### [What you will do]
Leave out every picture, then transcribe the rest of the listing exactly.

### [Data]
++++++

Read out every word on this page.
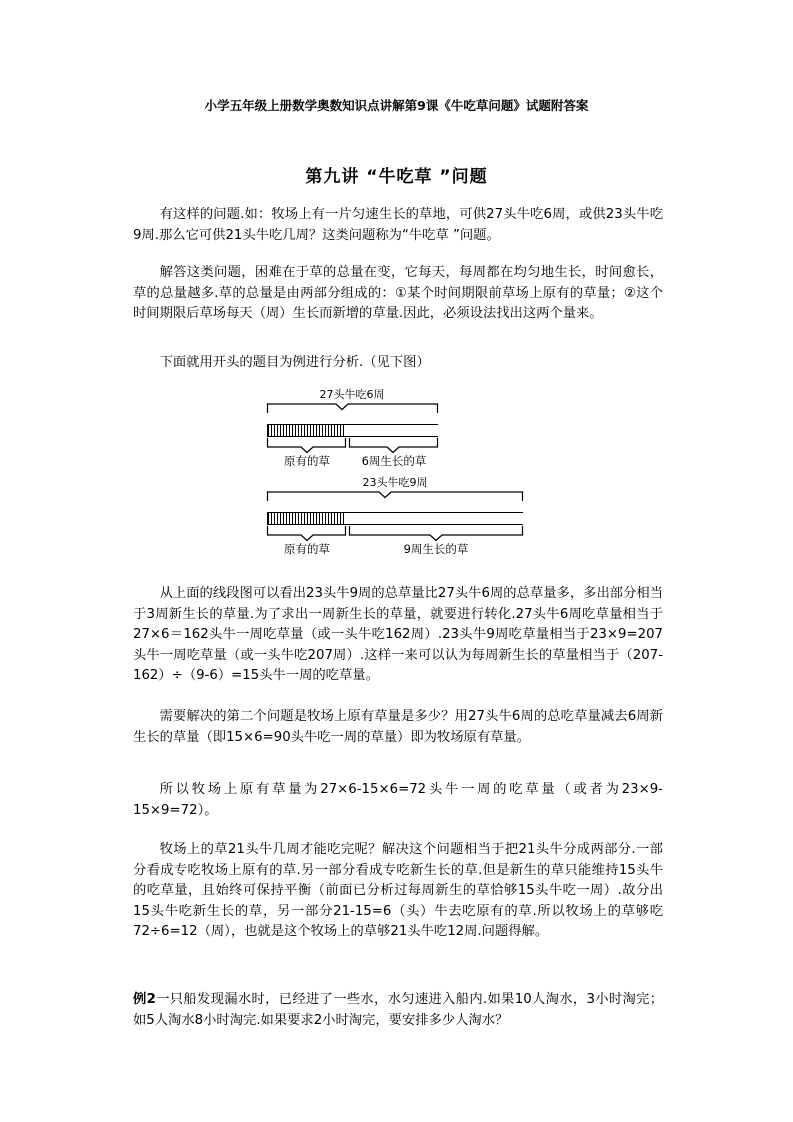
小学五年级上册数学奥数知识点讲解第9课《牛吃草问题》试题附答案
第九讲 “牛吃草 ”问题
有这样的问题.如：牧场上有一片匀速生长的草地，可供27头牛吃6周，或供23头牛吃9周.那么它可供21头牛吃几周？这类问题称为“牛吃草 ”问题。
解答这类问题，困难在于草的总量在变，它每天，每周都在均匀地生长，时间愈长，草的总量越多.草的总量是由两部分组成的：①某个时间期限前草场上原有的草量；②这个时间期限后草场每天（周）生长而新增的草量.因此，必须设法找出这两个量来。
下面就用开头的题目为例进行分析.（见下图）
27头牛吃6周
原有的草	6周生长的草
23头牛吃9周
原有的草	9周生长的草
从上面的线段图可以看出23头牛9周的总草量比27头牛6周的总草量多，多出部分相当于3周新生长的草量.为了求出一周新生长的草量，就要进行转化.27头牛6周吃草量相当于27×6＝162头牛一周吃草量（或一头牛吃162周）.23头牛9周吃草量相当于23×9=207头牛一周吃草量（或一头牛吃207周）.这样一来可以认为每周新生长的草量相当于（207-162）÷（9-6）=15头牛一周的吃草量。
需要解决的第二个问题是牧场上原有草量是多少？用27头牛6周的总吃草量减去6周新生长的草量（即15×6=90头牛吃一周的草量）即为牧场原有草量。
所以牧场上原有草量为27×6-15×6=72头牛一周的吃草量（或者为23×9-15×9=72）。
牧场上的草21头牛几周才能吃完呢？解决这个问题相当于把21头牛分成两部分.一部分看成专吃牧场上原有的草.另一部分看成专吃新生长的草.但是新生的草只能维持15头牛的吃草量，且始终可保持平衡（前面已分析过每周新生的草恰够15头牛吃一周）.故分出15头牛吃新生长的草，另一部分21-15=6（头）牛去吃原有的草.所以牧场上的草够吃72÷6=12（周），也就是这个牧场上的草够21头牛吃12周.问题得解。
例2一只船发现漏水时，已经进了一些水，水匀速进入船内.如果10人淘水，3小时淘完；如5人淘水8小时淘完.如果要求2小时淘完，要安排多少人淘水？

++++++

### [Answer in full]
Read out every word on this page.
小学五年级上册数学奥数知识点讲解第9课《牛吃草问题》试题附答案
第九讲 “牛吃草 ”问题
有这样的问题.如：牧场上有一片匀速生长的草地，可供27头牛吃6周，或供23头牛吃9周.那么它可供21头牛吃几周？这类问题称为“牛吃草 ”问题。
解答这类问题，困难在于草的总量在变，它每天，每周都在均匀地生长，时间愈长，草的总量越多.草的总量是由两部分组成的：①某个时间期限前草场上原有的草量；②这个时间期限后草场每天（周）生长而新增的草量.因此，必须设法找出这两个量来。
下面就用开头的题目为例进行分析.（见下图）
27头牛吃6周
原有的草	6周生长的草
23头牛吃9周
原有的草	9周生长的草
从上面的线段图可以看出23头牛9周的总草量比27头牛6周的总草量多，多出部分相当于3周新生长的草量.为了求出一周新生长的草量，就要进行转化.27头牛6周吃草量相当于27×6＝162头牛一周吃草量（或一头牛吃162周）.23头牛9周吃草量相当于23×9=207头牛一周吃草量（或一头牛吃207周）.这样一来可以认为每周新生长的草量相当于（207-162）÷（9-6）=15头牛一周的吃草量。
需要解决的第二个问题是牧场上原有草量是多少？用27头牛6周的总吃草量减去6周新生长的草量（即15×6=90头牛吃一周的草量）即为牧场原有草量。
所以牧场上原有草量为27×6-15×6=72头牛一周的吃草量（或者为23×9-15×9=72）。
牧场上的草21头牛几周才能吃完呢？解决这个问题相当于把21头牛分成两部分.一部分看成专吃牧场上原有的草.另一部分看成专吃新生长的草.但是新生的草只能维持15头牛的吃草量，且始终可保持平衡（前面已分析过每周新生的草恰够15头牛吃一周）.故分出15头牛吃新生长的草，另一部分21-15=6（头）牛去吃原有的草.所以牧场上的草够吃72÷6=12（周），也就是这个牧场上的草够21头牛吃12周.问题得解。
例2一只船发现漏水时，已经进了一些水，水匀速进入船内.如果10人淘水，3小时淘完；如5人淘水8小时淘完.如果要求2小时淘完，要安排多少人淘水？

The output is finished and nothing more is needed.